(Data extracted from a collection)

____________________

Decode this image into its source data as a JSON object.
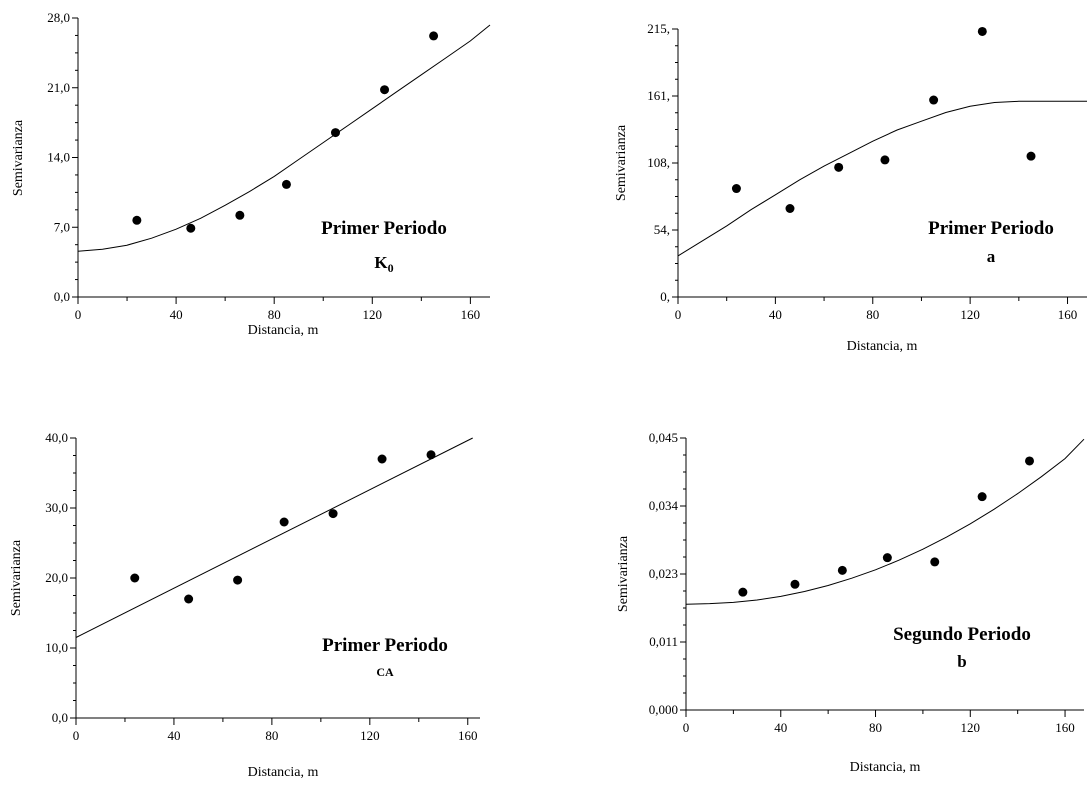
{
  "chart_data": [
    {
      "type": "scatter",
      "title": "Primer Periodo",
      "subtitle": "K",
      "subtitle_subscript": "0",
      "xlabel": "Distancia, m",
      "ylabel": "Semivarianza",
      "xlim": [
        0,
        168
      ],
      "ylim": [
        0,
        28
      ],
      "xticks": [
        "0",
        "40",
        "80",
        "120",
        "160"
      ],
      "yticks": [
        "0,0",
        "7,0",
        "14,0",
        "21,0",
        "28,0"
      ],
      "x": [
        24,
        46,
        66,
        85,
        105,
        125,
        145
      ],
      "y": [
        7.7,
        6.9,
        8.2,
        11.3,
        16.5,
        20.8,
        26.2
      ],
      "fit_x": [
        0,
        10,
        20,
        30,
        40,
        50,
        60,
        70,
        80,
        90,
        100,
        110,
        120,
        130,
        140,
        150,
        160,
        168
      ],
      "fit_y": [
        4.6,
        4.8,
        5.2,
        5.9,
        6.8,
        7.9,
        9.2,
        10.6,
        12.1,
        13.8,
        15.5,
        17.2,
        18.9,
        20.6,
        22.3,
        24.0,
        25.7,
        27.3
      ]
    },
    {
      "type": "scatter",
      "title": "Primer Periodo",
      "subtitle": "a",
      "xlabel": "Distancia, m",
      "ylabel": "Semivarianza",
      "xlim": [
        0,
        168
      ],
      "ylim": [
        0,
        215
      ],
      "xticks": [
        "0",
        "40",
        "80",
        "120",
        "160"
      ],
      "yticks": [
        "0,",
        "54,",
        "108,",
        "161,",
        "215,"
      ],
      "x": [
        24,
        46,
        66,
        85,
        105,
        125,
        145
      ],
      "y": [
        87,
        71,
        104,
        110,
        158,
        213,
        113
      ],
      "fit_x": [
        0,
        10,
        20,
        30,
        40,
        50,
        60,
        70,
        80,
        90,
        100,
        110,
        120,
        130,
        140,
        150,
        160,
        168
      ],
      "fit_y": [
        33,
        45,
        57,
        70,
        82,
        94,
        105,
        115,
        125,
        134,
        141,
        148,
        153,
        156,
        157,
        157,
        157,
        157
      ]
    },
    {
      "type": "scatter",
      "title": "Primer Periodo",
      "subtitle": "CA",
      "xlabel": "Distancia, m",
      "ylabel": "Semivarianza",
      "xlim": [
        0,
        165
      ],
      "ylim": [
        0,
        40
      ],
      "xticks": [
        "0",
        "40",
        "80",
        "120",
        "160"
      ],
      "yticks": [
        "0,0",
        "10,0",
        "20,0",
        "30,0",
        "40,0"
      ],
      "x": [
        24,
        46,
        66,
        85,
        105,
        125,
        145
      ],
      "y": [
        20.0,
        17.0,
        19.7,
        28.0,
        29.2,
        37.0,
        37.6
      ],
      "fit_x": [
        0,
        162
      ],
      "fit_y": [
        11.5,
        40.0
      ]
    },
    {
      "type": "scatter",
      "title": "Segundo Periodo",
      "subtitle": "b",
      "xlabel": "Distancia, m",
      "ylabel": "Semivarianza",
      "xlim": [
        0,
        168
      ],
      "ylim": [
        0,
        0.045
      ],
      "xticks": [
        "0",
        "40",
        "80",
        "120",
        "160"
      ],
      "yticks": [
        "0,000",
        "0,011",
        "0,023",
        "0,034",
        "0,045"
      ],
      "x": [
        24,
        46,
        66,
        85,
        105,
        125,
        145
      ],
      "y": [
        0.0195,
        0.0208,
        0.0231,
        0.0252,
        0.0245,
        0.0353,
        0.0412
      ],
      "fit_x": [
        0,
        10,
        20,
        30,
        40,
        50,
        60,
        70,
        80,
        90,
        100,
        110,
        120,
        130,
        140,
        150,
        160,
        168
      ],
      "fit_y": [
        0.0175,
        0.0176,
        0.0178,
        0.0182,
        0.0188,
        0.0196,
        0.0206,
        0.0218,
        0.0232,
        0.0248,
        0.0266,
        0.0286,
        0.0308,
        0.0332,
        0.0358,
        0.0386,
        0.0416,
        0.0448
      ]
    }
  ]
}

____________________

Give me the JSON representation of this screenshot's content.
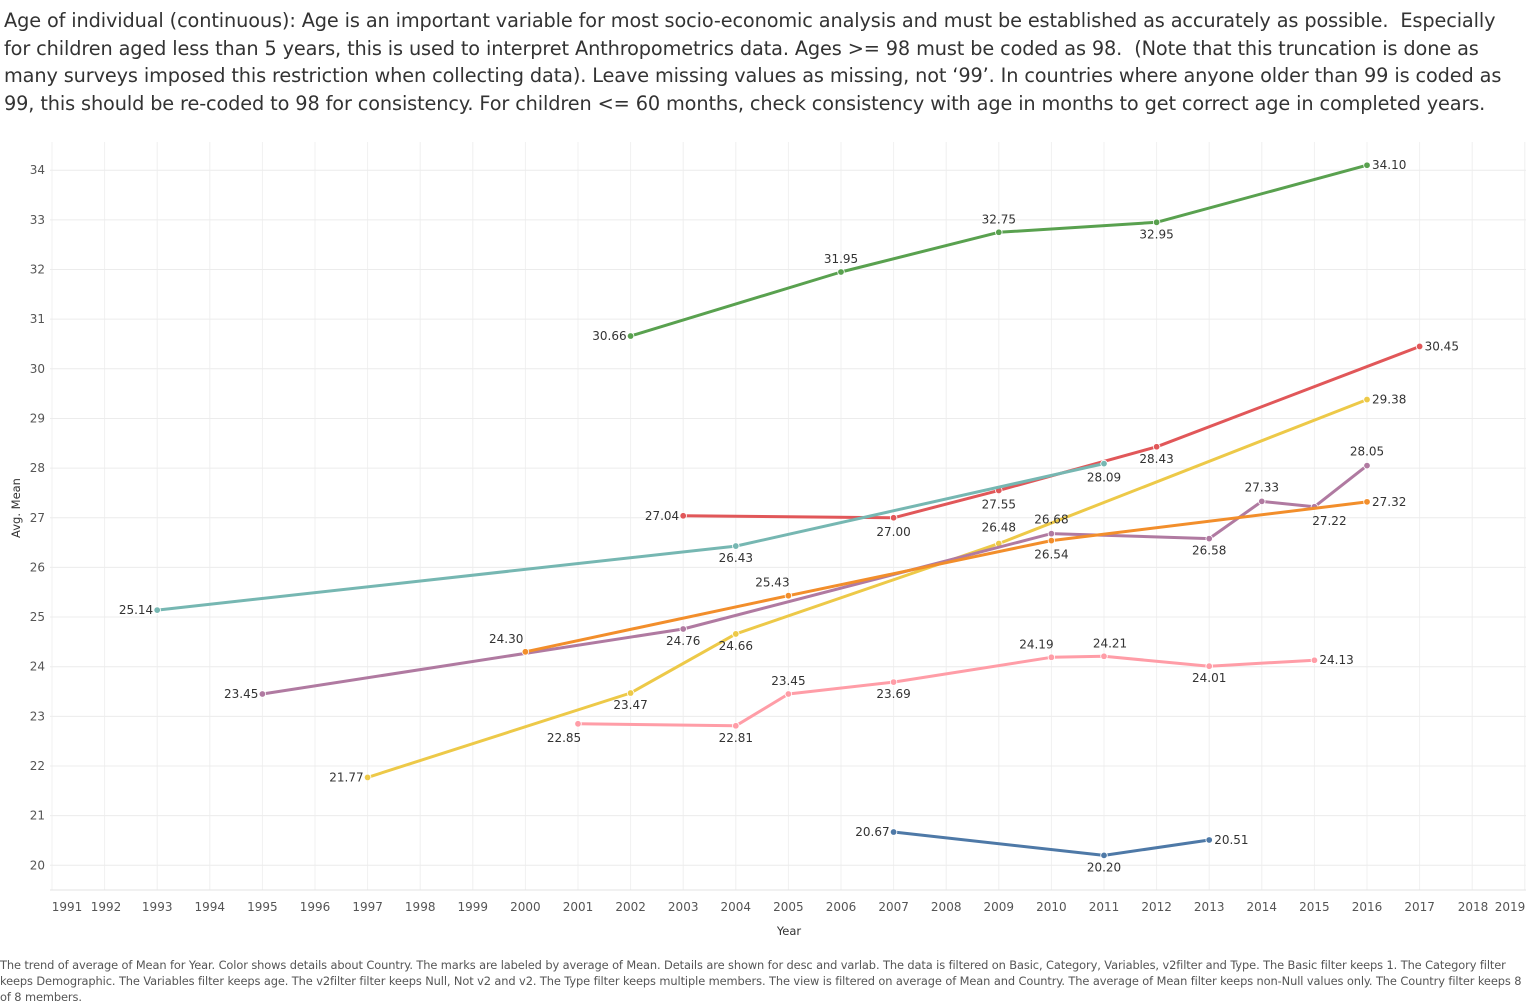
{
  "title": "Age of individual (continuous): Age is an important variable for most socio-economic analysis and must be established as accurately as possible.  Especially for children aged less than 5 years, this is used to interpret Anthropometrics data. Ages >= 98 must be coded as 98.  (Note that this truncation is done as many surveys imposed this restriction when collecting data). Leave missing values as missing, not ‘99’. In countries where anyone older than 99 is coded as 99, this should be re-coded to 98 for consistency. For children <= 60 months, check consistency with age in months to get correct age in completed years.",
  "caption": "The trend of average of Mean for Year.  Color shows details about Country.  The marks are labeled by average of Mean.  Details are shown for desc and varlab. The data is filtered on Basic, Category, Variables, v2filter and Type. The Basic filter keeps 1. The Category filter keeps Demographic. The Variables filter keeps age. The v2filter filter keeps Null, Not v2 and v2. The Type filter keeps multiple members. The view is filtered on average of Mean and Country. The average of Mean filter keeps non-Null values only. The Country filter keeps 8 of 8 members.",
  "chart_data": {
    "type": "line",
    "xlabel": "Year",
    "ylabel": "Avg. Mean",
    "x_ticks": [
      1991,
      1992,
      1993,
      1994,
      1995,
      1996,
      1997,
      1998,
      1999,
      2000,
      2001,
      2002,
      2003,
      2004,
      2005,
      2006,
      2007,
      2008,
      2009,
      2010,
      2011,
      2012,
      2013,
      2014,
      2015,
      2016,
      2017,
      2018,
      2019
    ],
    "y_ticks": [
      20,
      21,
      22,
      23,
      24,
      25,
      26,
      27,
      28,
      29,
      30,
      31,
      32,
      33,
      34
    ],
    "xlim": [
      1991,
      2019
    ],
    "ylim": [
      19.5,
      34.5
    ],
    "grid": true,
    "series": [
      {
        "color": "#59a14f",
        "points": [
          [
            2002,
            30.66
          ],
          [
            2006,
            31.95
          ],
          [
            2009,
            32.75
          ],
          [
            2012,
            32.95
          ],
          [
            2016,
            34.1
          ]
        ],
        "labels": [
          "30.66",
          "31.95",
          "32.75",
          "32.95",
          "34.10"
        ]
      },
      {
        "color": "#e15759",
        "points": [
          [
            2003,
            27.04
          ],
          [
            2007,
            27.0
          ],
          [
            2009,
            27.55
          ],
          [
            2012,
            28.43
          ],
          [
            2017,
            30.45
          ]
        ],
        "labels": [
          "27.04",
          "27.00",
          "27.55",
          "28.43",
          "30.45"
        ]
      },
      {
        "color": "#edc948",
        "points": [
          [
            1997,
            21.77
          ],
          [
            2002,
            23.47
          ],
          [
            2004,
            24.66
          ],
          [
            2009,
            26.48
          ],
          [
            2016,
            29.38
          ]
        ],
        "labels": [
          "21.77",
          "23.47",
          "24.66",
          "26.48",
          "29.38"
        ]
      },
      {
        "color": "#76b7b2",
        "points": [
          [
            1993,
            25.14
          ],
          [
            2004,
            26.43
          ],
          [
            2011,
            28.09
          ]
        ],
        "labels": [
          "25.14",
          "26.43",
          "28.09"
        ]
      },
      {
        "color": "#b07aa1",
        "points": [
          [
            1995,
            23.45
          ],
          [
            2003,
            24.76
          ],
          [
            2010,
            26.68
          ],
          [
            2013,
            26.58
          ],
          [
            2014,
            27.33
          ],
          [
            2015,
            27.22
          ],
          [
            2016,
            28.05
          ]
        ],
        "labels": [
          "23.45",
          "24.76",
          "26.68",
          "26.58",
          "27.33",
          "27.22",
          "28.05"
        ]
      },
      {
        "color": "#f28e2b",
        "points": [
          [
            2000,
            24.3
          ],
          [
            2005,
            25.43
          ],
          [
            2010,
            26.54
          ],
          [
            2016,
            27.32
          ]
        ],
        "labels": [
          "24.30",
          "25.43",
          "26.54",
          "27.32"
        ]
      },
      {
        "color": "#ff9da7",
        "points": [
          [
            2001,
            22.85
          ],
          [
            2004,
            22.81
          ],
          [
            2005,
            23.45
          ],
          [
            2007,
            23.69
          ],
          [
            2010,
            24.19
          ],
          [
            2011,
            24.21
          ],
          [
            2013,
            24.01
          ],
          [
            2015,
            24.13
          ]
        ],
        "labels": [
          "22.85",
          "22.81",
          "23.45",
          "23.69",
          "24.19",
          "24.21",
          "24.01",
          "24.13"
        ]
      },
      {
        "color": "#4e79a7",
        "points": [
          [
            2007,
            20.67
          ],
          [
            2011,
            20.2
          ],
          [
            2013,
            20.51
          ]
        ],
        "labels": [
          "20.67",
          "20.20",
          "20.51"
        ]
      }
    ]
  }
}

____________________

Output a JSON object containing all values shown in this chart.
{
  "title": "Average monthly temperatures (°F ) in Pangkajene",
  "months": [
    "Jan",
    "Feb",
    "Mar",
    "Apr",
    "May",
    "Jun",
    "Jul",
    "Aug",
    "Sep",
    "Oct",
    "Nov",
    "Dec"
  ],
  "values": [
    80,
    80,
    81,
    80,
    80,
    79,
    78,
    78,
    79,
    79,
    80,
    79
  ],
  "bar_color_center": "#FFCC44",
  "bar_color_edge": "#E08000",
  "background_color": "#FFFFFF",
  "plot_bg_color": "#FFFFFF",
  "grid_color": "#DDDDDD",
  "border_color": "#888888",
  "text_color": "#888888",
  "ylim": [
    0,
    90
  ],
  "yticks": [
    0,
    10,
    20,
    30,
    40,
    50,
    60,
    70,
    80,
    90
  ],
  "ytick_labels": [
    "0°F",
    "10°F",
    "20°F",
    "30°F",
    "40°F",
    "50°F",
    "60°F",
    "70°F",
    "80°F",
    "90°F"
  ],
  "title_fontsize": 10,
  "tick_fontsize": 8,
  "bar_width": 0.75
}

____________________

Exercise objective: Exactly how many lines contain "JSON"? State the number and nothing else.

Response: 3